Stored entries
============
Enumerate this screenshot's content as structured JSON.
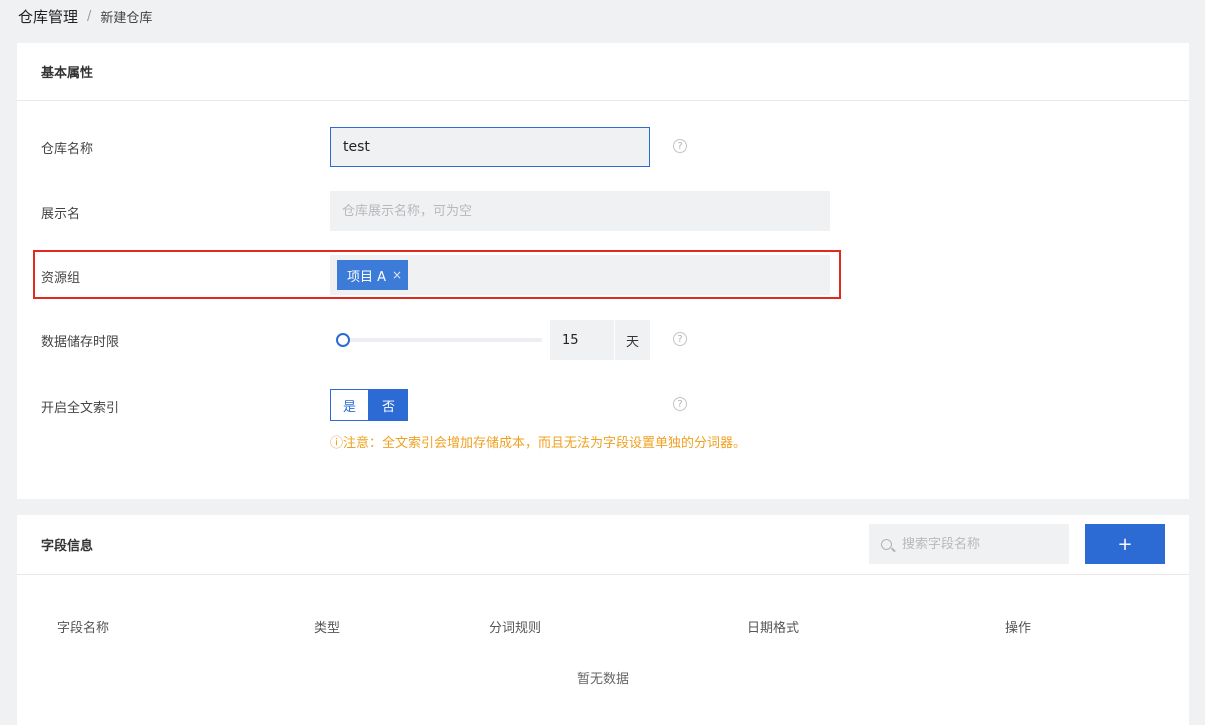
{
  "breadcrumb": {
    "root": "仓库管理",
    "separator": "/",
    "current": "新建仓库"
  },
  "basic": {
    "title": "基本属性",
    "warehouse_name": {
      "label": "仓库名称",
      "value": "test"
    },
    "display_name": {
      "label": "展示名",
      "placeholder": "仓库展示名称，可为空"
    },
    "resource_group": {
      "label": "资源组",
      "tags": [
        "项目 A"
      ],
      "tag_close": "×"
    },
    "retention": {
      "label": "数据储存时限",
      "value": "15",
      "unit": "天"
    },
    "fulltext": {
      "label": "开启全文索引",
      "options": [
        "是",
        "否"
      ],
      "selected": "否",
      "warning": "ⓘ注意：全文索引会增加存储成本，而且无法为字段设置单独的分词器。"
    },
    "help_glyph": "?"
  },
  "fields": {
    "title": "字段信息",
    "search_placeholder": "搜索字段名称",
    "add_label": "+",
    "columns": [
      "字段名称",
      "类型",
      "分词规则",
      "日期格式",
      "操作"
    ],
    "empty_text": "暂无数据"
  },
  "colors": {
    "primary": "#2d6bd4",
    "highlight": "#e02a1b",
    "warning": "#f0a020"
  }
}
============
> PROMPT
Copy all the records above exactly, but leave out the pictures.

> EXERCISE ANSWER
Enumerate this screenshot's content as structured JSON.
{
  "breadcrumb": {
    "root": "仓库管理",
    "separator": "/",
    "current": "新建仓库"
  },
  "basic": {
    "title": "基本属性",
    "warehouse_name": {
      "label": "仓库名称",
      "value": "test"
    },
    "display_name": {
      "label": "展示名",
      "placeholder": "仓库展示名称，可为空"
    },
    "resource_group": {
      "label": "资源组",
      "tags": [
        "项目 A"
      ],
      "tag_close": "×"
    },
    "retention": {
      "label": "数据储存时限",
      "value": "15",
      "unit": "天"
    },
    "fulltext": {
      "label": "开启全文索引",
      "options": [
        "是",
        "否"
      ],
      "selected": "否",
      "warning": "ⓘ注意：全文索引会增加存储成本，而且无法为字段设置单独的分词器。"
    },
    "help_glyph": "?"
  },
  "fields": {
    "title": "字段信息",
    "search_placeholder": "搜索字段名称",
    "add_label": "+",
    "columns": [
      "字段名称",
      "类型",
      "分词规则",
      "日期格式",
      "操作"
    ],
    "empty_text": "暂无数据"
  },
  "colors": {
    "primary": "#2d6bd4",
    "highlight": "#e02a1b",
    "warning": "#f0a020"
  }
}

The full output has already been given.